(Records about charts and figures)
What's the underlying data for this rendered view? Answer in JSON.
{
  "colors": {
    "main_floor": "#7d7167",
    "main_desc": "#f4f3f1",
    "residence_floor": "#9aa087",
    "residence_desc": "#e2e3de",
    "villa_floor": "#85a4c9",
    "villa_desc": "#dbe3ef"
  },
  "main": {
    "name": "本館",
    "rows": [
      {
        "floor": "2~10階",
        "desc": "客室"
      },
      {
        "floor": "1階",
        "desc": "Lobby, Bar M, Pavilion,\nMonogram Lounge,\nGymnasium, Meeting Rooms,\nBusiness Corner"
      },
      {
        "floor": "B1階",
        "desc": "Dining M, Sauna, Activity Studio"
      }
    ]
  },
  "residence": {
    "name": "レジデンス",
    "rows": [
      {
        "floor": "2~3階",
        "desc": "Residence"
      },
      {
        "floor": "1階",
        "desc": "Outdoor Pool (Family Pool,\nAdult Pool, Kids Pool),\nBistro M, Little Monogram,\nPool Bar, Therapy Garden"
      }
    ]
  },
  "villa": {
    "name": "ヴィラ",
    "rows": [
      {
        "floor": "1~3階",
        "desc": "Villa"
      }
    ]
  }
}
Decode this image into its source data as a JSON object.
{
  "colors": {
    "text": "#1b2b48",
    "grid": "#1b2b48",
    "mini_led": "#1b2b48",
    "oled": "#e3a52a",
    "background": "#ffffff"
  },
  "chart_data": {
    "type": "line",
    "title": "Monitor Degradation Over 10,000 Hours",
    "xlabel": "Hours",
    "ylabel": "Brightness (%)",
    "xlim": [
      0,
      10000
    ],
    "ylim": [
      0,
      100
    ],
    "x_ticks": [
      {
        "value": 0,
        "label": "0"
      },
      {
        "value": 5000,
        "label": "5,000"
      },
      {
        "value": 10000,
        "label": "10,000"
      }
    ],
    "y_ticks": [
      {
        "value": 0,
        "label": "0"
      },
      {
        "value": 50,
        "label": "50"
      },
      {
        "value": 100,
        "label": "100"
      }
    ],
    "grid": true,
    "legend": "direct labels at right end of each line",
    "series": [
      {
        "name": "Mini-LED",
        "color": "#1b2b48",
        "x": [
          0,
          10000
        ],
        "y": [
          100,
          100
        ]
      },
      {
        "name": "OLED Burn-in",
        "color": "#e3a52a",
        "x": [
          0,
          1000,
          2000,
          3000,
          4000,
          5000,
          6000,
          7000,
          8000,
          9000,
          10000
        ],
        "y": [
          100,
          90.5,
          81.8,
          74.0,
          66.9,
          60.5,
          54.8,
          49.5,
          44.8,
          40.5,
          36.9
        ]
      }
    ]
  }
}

:: What the exercise asks ::
Extract the complete listing above, reproducing each line exactly.

:: Full output ::
What's the underlying data for this rendered view? Answer in JSON.
{
  "colors": {
    "main_floor": "#7d7167",
    "main_desc": "#f4f3f1",
    "residence_floor": "#9aa087",
    "residence_desc": "#e2e3de",
    "villa_floor": "#85a4c9",
    "villa_desc": "#dbe3ef"
  },
  "main": {
    "name": "本館",
    "rows": [
      {
        "floor": "2~10階",
        "desc": "客室"
      },
      {
        "floor": "1階",
        "desc": "Lobby, Bar M, Pavilion,\nMonogram Lounge,\nGymnasium, Meeting Rooms,\nBusiness Corner"
      },
      {
        "floor": "B1階",
        "desc": "Dining M, Sauna, Activity Studio"
      }
    ]
  },
  "residence": {
    "name": "レジデンス",
    "rows": [
      {
        "floor": "2~3階",
        "desc": "Residence"
      },
      {
        "floor": "1階",
        "desc": "Outdoor Pool (Family Pool,\nAdult Pool, Kids Pool),\nBistro M, Little Monogram,\nPool Bar, Therapy Garden"
      }
    ]
  },
  "villa": {
    "name": "ヴィラ",
    "rows": [
      {
        "floor": "1~3階",
        "desc": "Villa"
      }
    ]
  }
}
Decode this image into its source data as a JSON object.
{
  "colors": {
    "text": "#1b2b48",
    "grid": "#1b2b48",
    "mini_led": "#1b2b48",
    "oled": "#e3a52a",
    "background": "#ffffff"
  },
  "chart_data": {
    "type": "line",
    "title": "Monitor Degradation Over 10,000 Hours",
    "xlabel": "Hours",
    "ylabel": "Brightness (%)",
    "xlim": [
      0,
      10000
    ],
    "ylim": [
      0,
      100
    ],
    "x_ticks": [
      {
        "value": 0,
        "label": "0"
      },
      {
        "value": 5000,
        "label": "5,000"
      },
      {
        "value": 10000,
        "label": "10,000"
      }
    ],
    "y_ticks": [
      {
        "value": 0,
        "label": "0"
      },
      {
        "value": 50,
        "label": "50"
      },
      {
        "value": 100,
        "label": "100"
      }
    ],
    "grid": true,
    "legend": "direct labels at right end of each line",
    "series": [
      {
        "name": "Mini-LED",
        "color": "#1b2b48",
        "x": [
          0,
          10000
        ],
        "y": [
          100,
          100
        ]
      },
      {
        "name": "OLED Burn-in",
        "color": "#e3a52a",
        "x": [
          0,
          1000,
          2000,
          3000,
          4000,
          5000,
          6000,
          7000,
          8000,
          9000,
          10000
        ],
        "y": [
          100,
          90.5,
          81.8,
          74.0,
          66.9,
          60.5,
          54.8,
          49.5,
          44.8,
          40.5,
          36.9
        ]
      }
    ]
  }
}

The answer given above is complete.